***** EXTRACTED MATERIAL

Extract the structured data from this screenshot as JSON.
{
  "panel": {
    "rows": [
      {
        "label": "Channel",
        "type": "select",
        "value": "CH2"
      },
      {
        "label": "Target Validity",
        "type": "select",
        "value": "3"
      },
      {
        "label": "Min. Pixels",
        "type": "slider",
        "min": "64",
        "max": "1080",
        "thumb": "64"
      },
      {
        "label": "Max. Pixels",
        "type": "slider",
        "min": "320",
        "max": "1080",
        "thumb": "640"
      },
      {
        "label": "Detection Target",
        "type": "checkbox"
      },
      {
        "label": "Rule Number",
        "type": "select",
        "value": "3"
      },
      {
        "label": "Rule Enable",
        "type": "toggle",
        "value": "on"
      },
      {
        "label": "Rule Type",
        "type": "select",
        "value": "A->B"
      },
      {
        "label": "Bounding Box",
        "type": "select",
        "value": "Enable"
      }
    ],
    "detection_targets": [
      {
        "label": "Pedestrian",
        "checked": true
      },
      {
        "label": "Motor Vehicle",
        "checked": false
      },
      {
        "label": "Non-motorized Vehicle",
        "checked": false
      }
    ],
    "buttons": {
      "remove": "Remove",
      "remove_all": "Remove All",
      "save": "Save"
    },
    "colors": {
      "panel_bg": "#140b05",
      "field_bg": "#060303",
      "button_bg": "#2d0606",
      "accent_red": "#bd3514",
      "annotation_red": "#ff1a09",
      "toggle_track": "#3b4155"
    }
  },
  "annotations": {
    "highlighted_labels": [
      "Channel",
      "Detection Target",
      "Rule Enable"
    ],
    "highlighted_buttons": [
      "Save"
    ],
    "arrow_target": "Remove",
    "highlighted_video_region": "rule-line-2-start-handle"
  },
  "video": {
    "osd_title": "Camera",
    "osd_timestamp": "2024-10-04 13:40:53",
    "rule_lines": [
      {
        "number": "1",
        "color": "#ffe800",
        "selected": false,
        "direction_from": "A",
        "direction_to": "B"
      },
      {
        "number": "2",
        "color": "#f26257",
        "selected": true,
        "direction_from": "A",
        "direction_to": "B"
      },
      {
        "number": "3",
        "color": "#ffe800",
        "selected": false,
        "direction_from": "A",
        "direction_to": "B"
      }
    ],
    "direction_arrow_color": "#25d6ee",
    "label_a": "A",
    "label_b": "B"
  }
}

**********

YOUR OBJECTIVE |
Each line above is to be repeated exactly.

SOLUTION FOR THIS TASK |
Extract the structured data from this screenshot as JSON.
{
  "panel": {
    "rows": [
      {
        "label": "Channel",
        "type": "select",
        "value": "CH2"
      },
      {
        "label": "Target Validity",
        "type": "select",
        "value": "3"
      },
      {
        "label": "Min. Pixels",
        "type": "slider",
        "min": "64",
        "max": "1080",
        "thumb": "64"
      },
      {
        "label": "Max. Pixels",
        "type": "slider",
        "min": "320",
        "max": "1080",
        "thumb": "640"
      },
      {
        "label": "Detection Target",
        "type": "checkbox"
      },
      {
        "label": "Rule Number",
        "type": "select",
        "value": "3"
      },
      {
        "label": "Rule Enable",
        "type": "toggle",
        "value": "on"
      },
      {
        "label": "Rule Type",
        "type": "select",
        "value": "A->B"
      },
      {
        "label": "Bounding Box",
        "type": "select",
        "value": "Enable"
      }
    ],
    "detection_targets": [
      {
        "label": "Pedestrian",
        "checked": true
      },
      {
        "label": "Motor Vehicle",
        "checked": false
      },
      {
        "label": "Non-motorized Vehicle",
        "checked": false
      }
    ],
    "buttons": {
      "remove": "Remove",
      "remove_all": "Remove All",
      "save": "Save"
    },
    "colors": {
      "panel_bg": "#140b05",
      "field_bg": "#060303",
      "button_bg": "#2d0606",
      "accent_red": "#bd3514",
      "annotation_red": "#ff1a09",
      "toggle_track": "#3b4155"
    }
  },
  "annotations": {
    "highlighted_labels": [
      "Channel",
      "Detection Target",
      "Rule Enable"
    ],
    "highlighted_buttons": [
      "Save"
    ],
    "arrow_target": "Remove",
    "highlighted_video_region": "rule-line-2-start-handle"
  },
  "video": {
    "osd_title": "Camera",
    "osd_timestamp": "2024-10-04 13:40:53",
    "rule_lines": [
      {
        "number": "1",
        "color": "#ffe800",
        "selected": false,
        "direction_from": "A",
        "direction_to": "B"
      },
      {
        "number": "2",
        "color": "#f26257",
        "selected": true,
        "direction_from": "A",
        "direction_to": "B"
      },
      {
        "number": "3",
        "color": "#ffe800",
        "selected": false,
        "direction_from": "A",
        "direction_to": "B"
      }
    ],
    "direction_arrow_color": "#25d6ee",
    "label_a": "A",
    "label_b": "B"
  }
}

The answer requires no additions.